___ SUPPLIED DATA ___
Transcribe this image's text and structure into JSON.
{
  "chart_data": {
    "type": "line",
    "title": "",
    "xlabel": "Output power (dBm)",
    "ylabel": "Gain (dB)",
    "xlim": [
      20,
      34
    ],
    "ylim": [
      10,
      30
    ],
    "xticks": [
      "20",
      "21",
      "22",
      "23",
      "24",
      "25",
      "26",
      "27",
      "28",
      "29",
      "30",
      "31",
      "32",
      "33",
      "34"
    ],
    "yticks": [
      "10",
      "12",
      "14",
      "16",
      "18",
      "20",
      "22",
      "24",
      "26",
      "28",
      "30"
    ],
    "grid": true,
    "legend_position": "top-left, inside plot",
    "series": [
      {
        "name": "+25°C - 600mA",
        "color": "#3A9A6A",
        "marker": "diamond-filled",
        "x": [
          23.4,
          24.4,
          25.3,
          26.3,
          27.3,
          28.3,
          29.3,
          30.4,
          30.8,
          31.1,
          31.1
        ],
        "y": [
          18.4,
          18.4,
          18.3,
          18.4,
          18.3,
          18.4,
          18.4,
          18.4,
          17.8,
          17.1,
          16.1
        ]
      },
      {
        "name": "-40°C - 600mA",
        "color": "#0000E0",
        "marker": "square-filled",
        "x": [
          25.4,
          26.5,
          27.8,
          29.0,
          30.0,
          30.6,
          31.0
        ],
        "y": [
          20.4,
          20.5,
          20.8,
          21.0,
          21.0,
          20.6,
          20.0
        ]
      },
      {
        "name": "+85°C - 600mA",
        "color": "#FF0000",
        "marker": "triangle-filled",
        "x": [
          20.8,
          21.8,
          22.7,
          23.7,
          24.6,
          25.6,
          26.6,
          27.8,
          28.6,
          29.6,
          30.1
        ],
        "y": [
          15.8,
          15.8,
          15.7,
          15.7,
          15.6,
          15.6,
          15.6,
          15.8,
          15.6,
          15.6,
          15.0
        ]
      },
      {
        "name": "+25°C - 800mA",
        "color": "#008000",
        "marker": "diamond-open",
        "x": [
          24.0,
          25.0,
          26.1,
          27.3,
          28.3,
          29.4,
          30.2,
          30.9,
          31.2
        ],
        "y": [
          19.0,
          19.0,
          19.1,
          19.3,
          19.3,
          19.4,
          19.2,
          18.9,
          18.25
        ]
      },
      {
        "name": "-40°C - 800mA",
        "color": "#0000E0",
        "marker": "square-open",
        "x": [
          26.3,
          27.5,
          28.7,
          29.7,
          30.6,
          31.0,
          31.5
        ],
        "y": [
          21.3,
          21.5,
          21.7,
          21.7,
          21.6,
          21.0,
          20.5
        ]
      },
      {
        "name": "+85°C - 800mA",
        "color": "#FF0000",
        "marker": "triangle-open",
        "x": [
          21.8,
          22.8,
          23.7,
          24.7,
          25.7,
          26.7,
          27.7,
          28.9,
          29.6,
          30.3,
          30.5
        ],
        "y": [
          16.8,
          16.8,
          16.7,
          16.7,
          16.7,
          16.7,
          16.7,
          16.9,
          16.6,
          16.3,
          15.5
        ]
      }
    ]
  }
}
___
TASK INSTRUCTIONS |
Transcribe the data above in full, exactly.

RESULT |
Transcribe this image's text and structure into JSON.
{
  "chart_data": {
    "type": "line",
    "title": "",
    "xlabel": "Output power (dBm)",
    "ylabel": "Gain (dB)",
    "xlim": [
      20,
      34
    ],
    "ylim": [
      10,
      30
    ],
    "xticks": [
      "20",
      "21",
      "22",
      "23",
      "24",
      "25",
      "26",
      "27",
      "28",
      "29",
      "30",
      "31",
      "32",
      "33",
      "34"
    ],
    "yticks": [
      "10",
      "12",
      "14",
      "16",
      "18",
      "20",
      "22",
      "24",
      "26",
      "28",
      "30"
    ],
    "grid": true,
    "legend_position": "top-left, inside plot",
    "series": [
      {
        "name": "+25°C - 600mA",
        "color": "#3A9A6A",
        "marker": "diamond-filled",
        "x": [
          23.4,
          24.4,
          25.3,
          26.3,
          27.3,
          28.3,
          29.3,
          30.4,
          30.8,
          31.1,
          31.1
        ],
        "y": [
          18.4,
          18.4,
          18.3,
          18.4,
          18.3,
          18.4,
          18.4,
          18.4,
          17.8,
          17.1,
          16.1
        ]
      },
      {
        "name": "-40°C - 600mA",
        "color": "#0000E0",
        "marker": "square-filled",
        "x": [
          25.4,
          26.5,
          27.8,
          29.0,
          30.0,
          30.6,
          31.0
        ],
        "y": [
          20.4,
          20.5,
          20.8,
          21.0,
          21.0,
          20.6,
          20.0
        ]
      },
      {
        "name": "+85°C - 600mA",
        "color": "#FF0000",
        "marker": "triangle-filled",
        "x": [
          20.8,
          21.8,
          22.7,
          23.7,
          24.6,
          25.6,
          26.6,
          27.8,
          28.6,
          29.6,
          30.1
        ],
        "y": [
          15.8,
          15.8,
          15.7,
          15.7,
          15.6,
          15.6,
          15.6,
          15.8,
          15.6,
          15.6,
          15.0
        ]
      },
      {
        "name": "+25°C - 800mA",
        "color": "#008000",
        "marker": "diamond-open",
        "x": [
          24.0,
          25.0,
          26.1,
          27.3,
          28.3,
          29.4,
          30.2,
          30.9,
          31.2
        ],
        "y": [
          19.0,
          19.0,
          19.1,
          19.3,
          19.3,
          19.4,
          19.2,
          18.9,
          18.25
        ]
      },
      {
        "name": "-40°C - 800mA",
        "color": "#0000E0",
        "marker": "square-open",
        "x": [
          26.3,
          27.5,
          28.7,
          29.7,
          30.6,
          31.0,
          31.5
        ],
        "y": [
          21.3,
          21.5,
          21.7,
          21.7,
          21.6,
          21.0,
          20.5
        ]
      },
      {
        "name": "+85°C - 800mA",
        "color": "#FF0000",
        "marker": "triangle-open",
        "x": [
          21.8,
          22.8,
          23.7,
          24.7,
          25.7,
          26.7,
          27.7,
          28.9,
          29.6,
          30.3,
          30.5
        ],
        "y": [
          16.8,
          16.8,
          16.7,
          16.7,
          16.7,
          16.7,
          16.7,
          16.9,
          16.6,
          16.3,
          15.5
        ]
      }
    ]
  }
}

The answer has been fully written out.